-- Prompt --
Your task is to give the data again, exactly, with every line intact.

= = = =

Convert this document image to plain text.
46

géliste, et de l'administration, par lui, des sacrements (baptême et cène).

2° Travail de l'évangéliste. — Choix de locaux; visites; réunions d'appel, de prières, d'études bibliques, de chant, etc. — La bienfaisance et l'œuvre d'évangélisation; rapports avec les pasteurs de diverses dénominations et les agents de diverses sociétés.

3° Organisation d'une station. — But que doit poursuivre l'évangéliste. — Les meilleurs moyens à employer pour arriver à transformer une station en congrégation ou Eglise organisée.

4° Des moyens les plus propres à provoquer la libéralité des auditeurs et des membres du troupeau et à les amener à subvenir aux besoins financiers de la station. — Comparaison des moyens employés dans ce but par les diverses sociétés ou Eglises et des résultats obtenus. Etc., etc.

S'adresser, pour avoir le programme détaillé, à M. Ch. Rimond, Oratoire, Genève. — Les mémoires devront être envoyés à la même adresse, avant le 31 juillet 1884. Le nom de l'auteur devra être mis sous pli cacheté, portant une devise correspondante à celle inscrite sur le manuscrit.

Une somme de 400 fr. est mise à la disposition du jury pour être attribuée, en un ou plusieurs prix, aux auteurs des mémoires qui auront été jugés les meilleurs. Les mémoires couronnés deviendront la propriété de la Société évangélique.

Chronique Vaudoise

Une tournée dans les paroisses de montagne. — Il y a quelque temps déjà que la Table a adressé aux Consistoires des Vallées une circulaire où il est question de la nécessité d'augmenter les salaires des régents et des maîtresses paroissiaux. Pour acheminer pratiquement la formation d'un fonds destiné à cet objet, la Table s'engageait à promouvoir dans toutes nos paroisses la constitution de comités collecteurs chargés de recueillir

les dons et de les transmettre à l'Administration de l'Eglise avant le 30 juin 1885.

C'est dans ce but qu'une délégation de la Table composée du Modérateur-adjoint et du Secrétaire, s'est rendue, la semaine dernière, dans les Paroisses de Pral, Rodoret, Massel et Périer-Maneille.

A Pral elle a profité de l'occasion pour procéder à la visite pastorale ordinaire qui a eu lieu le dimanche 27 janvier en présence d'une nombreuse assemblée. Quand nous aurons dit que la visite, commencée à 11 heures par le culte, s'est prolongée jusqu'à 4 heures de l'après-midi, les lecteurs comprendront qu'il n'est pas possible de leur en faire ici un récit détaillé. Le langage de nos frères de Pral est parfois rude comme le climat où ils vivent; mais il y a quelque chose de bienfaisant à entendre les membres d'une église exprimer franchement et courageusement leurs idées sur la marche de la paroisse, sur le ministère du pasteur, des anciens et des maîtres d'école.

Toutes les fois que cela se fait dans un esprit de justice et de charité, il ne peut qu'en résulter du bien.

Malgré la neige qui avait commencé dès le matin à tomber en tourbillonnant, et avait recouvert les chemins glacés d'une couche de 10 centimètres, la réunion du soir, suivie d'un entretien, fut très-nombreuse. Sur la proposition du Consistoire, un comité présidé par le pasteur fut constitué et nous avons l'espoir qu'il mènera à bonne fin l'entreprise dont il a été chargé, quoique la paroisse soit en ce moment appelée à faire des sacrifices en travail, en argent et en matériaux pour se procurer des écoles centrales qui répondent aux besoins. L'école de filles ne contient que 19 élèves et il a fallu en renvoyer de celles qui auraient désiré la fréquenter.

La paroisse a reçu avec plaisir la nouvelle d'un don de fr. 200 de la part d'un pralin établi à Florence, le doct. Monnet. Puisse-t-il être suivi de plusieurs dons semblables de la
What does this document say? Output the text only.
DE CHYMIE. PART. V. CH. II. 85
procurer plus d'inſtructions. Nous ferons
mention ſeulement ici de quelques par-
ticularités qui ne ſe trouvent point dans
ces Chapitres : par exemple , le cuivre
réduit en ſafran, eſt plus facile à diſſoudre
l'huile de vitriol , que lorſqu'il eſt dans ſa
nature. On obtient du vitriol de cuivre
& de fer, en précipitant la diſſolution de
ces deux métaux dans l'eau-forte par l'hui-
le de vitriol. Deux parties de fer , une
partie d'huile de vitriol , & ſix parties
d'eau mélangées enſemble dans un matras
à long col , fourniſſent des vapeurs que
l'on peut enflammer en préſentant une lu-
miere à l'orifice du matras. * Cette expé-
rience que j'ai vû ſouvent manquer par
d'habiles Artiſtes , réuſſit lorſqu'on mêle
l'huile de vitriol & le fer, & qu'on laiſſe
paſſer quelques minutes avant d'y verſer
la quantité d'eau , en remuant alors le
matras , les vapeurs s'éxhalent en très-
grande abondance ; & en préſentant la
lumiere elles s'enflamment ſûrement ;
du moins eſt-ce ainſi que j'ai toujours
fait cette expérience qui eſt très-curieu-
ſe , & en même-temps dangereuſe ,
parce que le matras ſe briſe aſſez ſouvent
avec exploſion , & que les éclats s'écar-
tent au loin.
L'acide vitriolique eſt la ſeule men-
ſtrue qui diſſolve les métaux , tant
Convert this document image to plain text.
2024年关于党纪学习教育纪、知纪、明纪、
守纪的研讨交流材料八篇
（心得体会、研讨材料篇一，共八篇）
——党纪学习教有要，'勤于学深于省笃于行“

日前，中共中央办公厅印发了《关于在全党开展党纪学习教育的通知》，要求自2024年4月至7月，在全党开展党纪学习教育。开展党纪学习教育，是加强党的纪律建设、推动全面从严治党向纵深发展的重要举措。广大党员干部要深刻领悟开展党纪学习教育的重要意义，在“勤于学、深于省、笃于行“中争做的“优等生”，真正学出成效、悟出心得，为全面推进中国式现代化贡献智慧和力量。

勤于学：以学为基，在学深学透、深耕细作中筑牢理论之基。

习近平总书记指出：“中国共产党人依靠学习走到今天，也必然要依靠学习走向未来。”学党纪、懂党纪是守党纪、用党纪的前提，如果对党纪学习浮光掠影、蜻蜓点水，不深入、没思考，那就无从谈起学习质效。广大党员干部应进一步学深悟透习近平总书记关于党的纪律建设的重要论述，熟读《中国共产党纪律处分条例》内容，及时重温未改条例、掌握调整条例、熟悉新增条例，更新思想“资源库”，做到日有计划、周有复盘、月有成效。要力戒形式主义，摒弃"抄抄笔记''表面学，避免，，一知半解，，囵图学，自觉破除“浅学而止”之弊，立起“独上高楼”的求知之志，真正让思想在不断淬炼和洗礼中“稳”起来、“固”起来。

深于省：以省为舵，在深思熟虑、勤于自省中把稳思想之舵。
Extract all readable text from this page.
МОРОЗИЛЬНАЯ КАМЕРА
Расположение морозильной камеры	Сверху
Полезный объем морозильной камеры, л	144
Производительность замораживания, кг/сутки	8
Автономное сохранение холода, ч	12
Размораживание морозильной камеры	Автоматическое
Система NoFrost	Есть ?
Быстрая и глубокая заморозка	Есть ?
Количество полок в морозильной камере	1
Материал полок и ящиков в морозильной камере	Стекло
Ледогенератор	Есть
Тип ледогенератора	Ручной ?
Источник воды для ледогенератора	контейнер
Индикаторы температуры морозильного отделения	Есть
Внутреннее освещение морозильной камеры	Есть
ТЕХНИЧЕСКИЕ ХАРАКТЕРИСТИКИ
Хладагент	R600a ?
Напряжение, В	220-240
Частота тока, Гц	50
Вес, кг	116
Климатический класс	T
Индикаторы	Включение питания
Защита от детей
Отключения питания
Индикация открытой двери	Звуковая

= = = =

-- Task result --
Convert this document image to plain text.
46

géliste, et de l'administration, par lui, des sacrements (baptême et cène).

2° Travail de l'évangéliste. — Choix de locaux; visites; réunions d'appel, de prières, d'études bibliques, de chant, etc. — La bienfaisance et l'œuvre d'évangélisation; rapports avec les pasteurs de diverses dénominations et les agents de diverses sociétés.

3° Organisation d'une station. — But que doit poursuivre l'évangéliste. — Les meilleurs moyens à employer pour arriver à transformer une station en congrégation ou Eglise organisée.

4° Des moyens les plus propres à provoquer la libéralité des auditeurs et des membres du troupeau et à les amener à subvenir aux besoins financiers de la station. — Comparaison des moyens employés dans ce but par les diverses sociétés ou Eglises et des résultats obtenus. Etc., etc.

S'adresser, pour avoir le programme détaillé, à M. Ch. Rimond, Oratoire, Genève. — Les mémoires devront être envoyés à la même adresse, avant le 31 juillet 1884. Le nom de l'auteur devra être mis sous pli cacheté, portant une devise correspondante à celle inscrite sur le manuscrit.

Une somme de 400 fr. est mise à la disposition du jury pour être attribuée, en un ou plusieurs prix, aux auteurs des mémoires qui auront été jugés les meilleurs. Les mémoires couronnés deviendront la propriété de la Société évangélique.

Chronique Vaudoise

Une tournée dans les paroisses de montagne. — Il y a quelque temps déjà que la Table a adressé aux Consistoires des Vallées une circulaire où il est question de la nécessité d'augmenter les salaires des régents et des maîtresses paroissiaux. Pour acheminer pratiquement la formation d'un fonds destiné à cet objet, la Table s'engageait à promouvoir dans toutes nos paroisses la constitution de comités collecteurs chargés de recueillir

les dons et de les transmettre à l'Administration de l'Eglise avant le 30 juin 1885.

C'est dans ce but qu'une délégation de la Table composée du Modérateur-adjoint et du Secrétaire, s'est rendue, la semaine dernière, dans les Paroisses de Pral, Rodoret, Massel et Périer-Maneille.

A Pral elle a profité de l'occasion pour procéder à la visite pastorale ordinaire qui a eu lieu le dimanche 27 janvier en présence d'une nombreuse assemblée. Quand nous aurons dit que la visite, commencée à 11 heures par le culte, s'est prolongée jusqu'à 4 heures de l'après-midi, les lecteurs comprendront qu'il n'est pas possible de leur en faire ici un récit détaillé. Le langage de nos frères de Pral est parfois rude comme le climat où ils vivent; mais il y a quelque chose de bienfaisant à entendre les membres d'une église exprimer franchement et courageusement leurs idées sur la marche de la paroisse, sur le ministère du pasteur, des anciens et des maîtres d'école.

Toutes les fois que cela se fait dans un esprit de justice et de charité, il ne peut qu'en résulter du bien.

Malgré la neige qui avait commencé dès le matin à tomber en tourbillonnant, et avait recouvert les chemins glacés d'une couche de 10 centimètres, la réunion du soir, suivie d'un entretien, fut très-nombreuse. Sur la proposition du Consistoire, un comité présidé par le pasteur fut constitué et nous avons l'espoir qu'il mènera à bonne fin l'entreprise dont il a été chargé, quoique la paroisse soit en ce moment appelée à faire des sacrifices en travail, en argent et en matériaux pour se procurer des écoles centrales qui répondent aux besoins. L'école de filles ne contient que 19 élèves et il a fallu en renvoyer de celles qui auraient désiré la fréquenter.

La paroisse a reçu avec plaisir la nouvelle d'un don de fr. 200 de la part d'un pralin établi à Florence, le doct. Monnet. Puisse-t-il être suivi de plusieurs dons semblables de la
What does this document say? Output the text only.
DE CHYMIE. PART. V. CH. II. 85
procurer plus d'inſtructions. Nous ferons
mention ſeulement ici de quelques par-
ticularités qui ne ſe trouvent point dans
ces Chapitres : par exemple , le cuivre
réduit en ſafran, eſt plus facile à diſſoudre
l'huile de vitriol , que lorſqu'il eſt dans ſa
nature. On obtient du vitriol de cuivre
& de fer, en précipitant la diſſolution de
ces deux métaux dans l'eau-forte par l'hui-
le de vitriol. Deux parties de fer , une
partie d'huile de vitriol , & ſix parties
d'eau mélangées enſemble dans un matras
à long col , fourniſſent des vapeurs que
l'on peut enflammer en préſentant une lu-
miere à l'orifice du matras. * Cette expé-
rience que j'ai vû ſouvent manquer par
d'habiles Artiſtes , réuſſit lorſqu'on mêle
l'huile de vitriol & le fer, & qu'on laiſſe
paſſer quelques minutes avant d'y verſer
la quantité d'eau , en remuant alors le
matras , les vapeurs s'éxhalent en très-
grande abondance ; & en préſentant la
lumiere elles s'enflamment ſûrement ;
du moins eſt-ce ainſi que j'ai toujours
fait cette expérience qui eſt très-curieu-
ſe , & en même-temps dangereuſe ,
parce que le matras ſe briſe aſſez ſouvent
avec exploſion , & que les éclats s'écar-
tent au loin.
L'acide vitriolique eſt la ſeule men-
ſtrue qui diſſolve les métaux , tant
Convert this document image to plain text.
2024年关于党纪学习教育纪、知纪、明纪、
守纪的研讨交流材料八篇
（心得体会、研讨材料篇一，共八篇）
——党纪学习教有要，'勤于学深于省笃于行“

日前，中共中央办公厅印发了《关于在全党开展党纪学习教育的通知》，要求自2024年4月至7月，在全党开展党纪学习教育。开展党纪学习教育，是加强党的纪律建设、推动全面从严治党向纵深发展的重要举措。广大党员干部要深刻领悟开展党纪学习教育的重要意义，在“勤于学、深于省、笃于行“中争做的“优等生”，真正学出成效、悟出心得，为全面推进中国式现代化贡献智慧和力量。

勤于学：以学为基，在学深学透、深耕细作中筑牢理论之基。

习近平总书记指出：“中国共产党人依靠学习走到今天，也必然要依靠学习走向未来。”学党纪、懂党纪是守党纪、用党纪的前提，如果对党纪学习浮光掠影、蜻蜓点水，不深入、没思考，那就无从谈起学习质效。广大党员干部应进一步学深悟透习近平总书记关于党的纪律建设的重要论述，熟读《中国共产党纪律处分条例》内容，及时重温未改条例、掌握调整条例、熟悉新增条例，更新思想“资源库”，做到日有计划、周有复盘、月有成效。要力戒形式主义，摒弃"抄抄笔记''表面学，避免，，一知半解，，囵图学，自觉破除“浅学而止”之弊，立起“独上高楼”的求知之志，真正让思想在不断淬炼和洗礼中“稳”起来、“固”起来。

深于省：以省为舵，在深思熟虑、勤于自省中把稳思想之舵。
Extract all readable text from this page.
МОРОЗИЛЬНАЯ КАМЕРА
Расположение морозильной камеры	Сверху
Полезный объем морозильной камеры, л	144
Производительность замораживания, кг/сутки	8
Автономное сохранение холода, ч	12
Размораживание морозильной камеры	Автоматическое
Система NoFrost	Есть ?
Быстрая и глубокая заморозка	Есть ?
Количество полок в морозильной камере	1
Материал полок и ящиков в морозильной камере	Стекло
Ледогенератор	Есть
Тип ледогенератора	Ручной ?
Источник воды для ледогенератора	контейнер
Индикаторы температуры морозильного отделения	Есть
Внутреннее освещение морозильной камеры	Есть
ТЕХНИЧЕСКИЕ ХАРАКТЕРИСТИКИ
Хладагент	R600a ?
Напряжение, В	220-240
Частота тока, Гц	50
Вес, кг	116
Климатический класс	T
Индикаторы	Включение питания
Защита от детей
Отключения питания
Индикация открытой двери	Звуковая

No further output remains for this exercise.